--- BEGIN PROVIDED RECORDS ---

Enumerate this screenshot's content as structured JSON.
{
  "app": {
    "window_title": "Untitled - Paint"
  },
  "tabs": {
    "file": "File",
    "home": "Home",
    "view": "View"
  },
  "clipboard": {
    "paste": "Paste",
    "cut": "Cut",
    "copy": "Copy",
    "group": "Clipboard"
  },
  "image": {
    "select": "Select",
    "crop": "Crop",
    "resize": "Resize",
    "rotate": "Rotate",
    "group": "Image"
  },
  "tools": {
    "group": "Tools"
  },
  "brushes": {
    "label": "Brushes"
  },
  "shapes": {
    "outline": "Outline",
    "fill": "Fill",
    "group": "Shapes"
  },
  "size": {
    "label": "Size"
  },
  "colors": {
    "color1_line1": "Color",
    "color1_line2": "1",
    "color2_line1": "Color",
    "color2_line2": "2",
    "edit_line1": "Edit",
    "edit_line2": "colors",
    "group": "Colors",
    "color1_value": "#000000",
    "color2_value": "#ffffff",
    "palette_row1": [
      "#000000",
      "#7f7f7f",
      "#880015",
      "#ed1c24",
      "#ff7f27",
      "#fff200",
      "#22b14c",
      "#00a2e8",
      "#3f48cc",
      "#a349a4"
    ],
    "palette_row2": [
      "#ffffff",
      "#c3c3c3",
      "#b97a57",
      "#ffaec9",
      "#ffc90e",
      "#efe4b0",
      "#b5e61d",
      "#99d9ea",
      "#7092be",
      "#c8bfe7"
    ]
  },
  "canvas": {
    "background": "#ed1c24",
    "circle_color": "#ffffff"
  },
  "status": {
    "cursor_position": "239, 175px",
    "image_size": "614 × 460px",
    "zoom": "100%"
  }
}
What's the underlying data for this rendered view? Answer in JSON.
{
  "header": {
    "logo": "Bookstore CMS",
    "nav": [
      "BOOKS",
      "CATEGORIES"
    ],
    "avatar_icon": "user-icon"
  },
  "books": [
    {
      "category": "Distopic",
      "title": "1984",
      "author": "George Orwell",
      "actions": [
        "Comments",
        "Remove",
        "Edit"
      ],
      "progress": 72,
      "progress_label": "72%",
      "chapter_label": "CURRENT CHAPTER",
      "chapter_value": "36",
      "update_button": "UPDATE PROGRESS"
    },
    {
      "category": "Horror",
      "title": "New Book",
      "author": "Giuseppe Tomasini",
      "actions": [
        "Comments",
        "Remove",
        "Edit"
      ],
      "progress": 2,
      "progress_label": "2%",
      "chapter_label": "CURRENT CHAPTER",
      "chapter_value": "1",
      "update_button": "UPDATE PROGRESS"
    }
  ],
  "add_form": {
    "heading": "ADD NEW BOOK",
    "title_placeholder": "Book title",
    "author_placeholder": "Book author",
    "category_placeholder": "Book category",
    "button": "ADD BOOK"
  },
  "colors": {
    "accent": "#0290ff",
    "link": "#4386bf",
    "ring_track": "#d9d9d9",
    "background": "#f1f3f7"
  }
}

--- END PROVIDED RECORDS ---

WRITTEN INSTRUCTION
Give the records above again, word for word.

WORKED SOLUTION
Enumerate this screenshot's content as structured JSON.
{
  "app": {
    "window_title": "Untitled - Paint"
  },
  "tabs": {
    "file": "File",
    "home": "Home",
    "view": "View"
  },
  "clipboard": {
    "paste": "Paste",
    "cut": "Cut",
    "copy": "Copy",
    "group": "Clipboard"
  },
  "image": {
    "select": "Select",
    "crop": "Crop",
    "resize": "Resize",
    "rotate": "Rotate",
    "group": "Image"
  },
  "tools": {
    "group": "Tools"
  },
  "brushes": {
    "label": "Brushes"
  },
  "shapes": {
    "outline": "Outline",
    "fill": "Fill",
    "group": "Shapes"
  },
  "size": {
    "label": "Size"
  },
  "colors": {
    "color1_line1": "Color",
    "color1_line2": "1",
    "color2_line1": "Color",
    "color2_line2": "2",
    "edit_line1": "Edit",
    "edit_line2": "colors",
    "group": "Colors",
    "color1_value": "#000000",
    "color2_value": "#ffffff",
    "palette_row1": [
      "#000000",
      "#7f7f7f",
      "#880015",
      "#ed1c24",
      "#ff7f27",
      "#fff200",
      "#22b14c",
      "#00a2e8",
      "#3f48cc",
      "#a349a4"
    ],
    "palette_row2": [
      "#ffffff",
      "#c3c3c3",
      "#b97a57",
      "#ffaec9",
      "#ffc90e",
      "#efe4b0",
      "#b5e61d",
      "#99d9ea",
      "#7092be",
      "#c8bfe7"
    ]
  },
  "canvas": {
    "background": "#ed1c24",
    "circle_color": "#ffffff"
  },
  "status": {
    "cursor_position": "239, 175px",
    "image_size": "614 × 460px",
    "zoom": "100%"
  }
}
What's the underlying data for this rendered view? Answer in JSON.
{
  "header": {
    "logo": "Bookstore CMS",
    "nav": [
      "BOOKS",
      "CATEGORIES"
    ],
    "avatar_icon": "user-icon"
  },
  "books": [
    {
      "category": "Distopic",
      "title": "1984",
      "author": "George Orwell",
      "actions": [
        "Comments",
        "Remove",
        "Edit"
      ],
      "progress": 72,
      "progress_label": "72%",
      "chapter_label": "CURRENT CHAPTER",
      "chapter_value": "36",
      "update_button": "UPDATE PROGRESS"
    },
    {
      "category": "Horror",
      "title": "New Book",
      "author": "Giuseppe Tomasini",
      "actions": [
        "Comments",
        "Remove",
        "Edit"
      ],
      "progress": 2,
      "progress_label": "2%",
      "chapter_label": "CURRENT CHAPTER",
      "chapter_value": "1",
      "update_button": "UPDATE PROGRESS"
    }
  ],
  "add_form": {
    "heading": "ADD NEW BOOK",
    "title_placeholder": "Book title",
    "author_placeholder": "Book author",
    "category_placeholder": "Book category",
    "button": "ADD BOOK"
  },
  "colors": {
    "accent": "#0290ff",
    "link": "#4386bf",
    "ring_track": "#d9d9d9",
    "background": "#f1f3f7"
  }
}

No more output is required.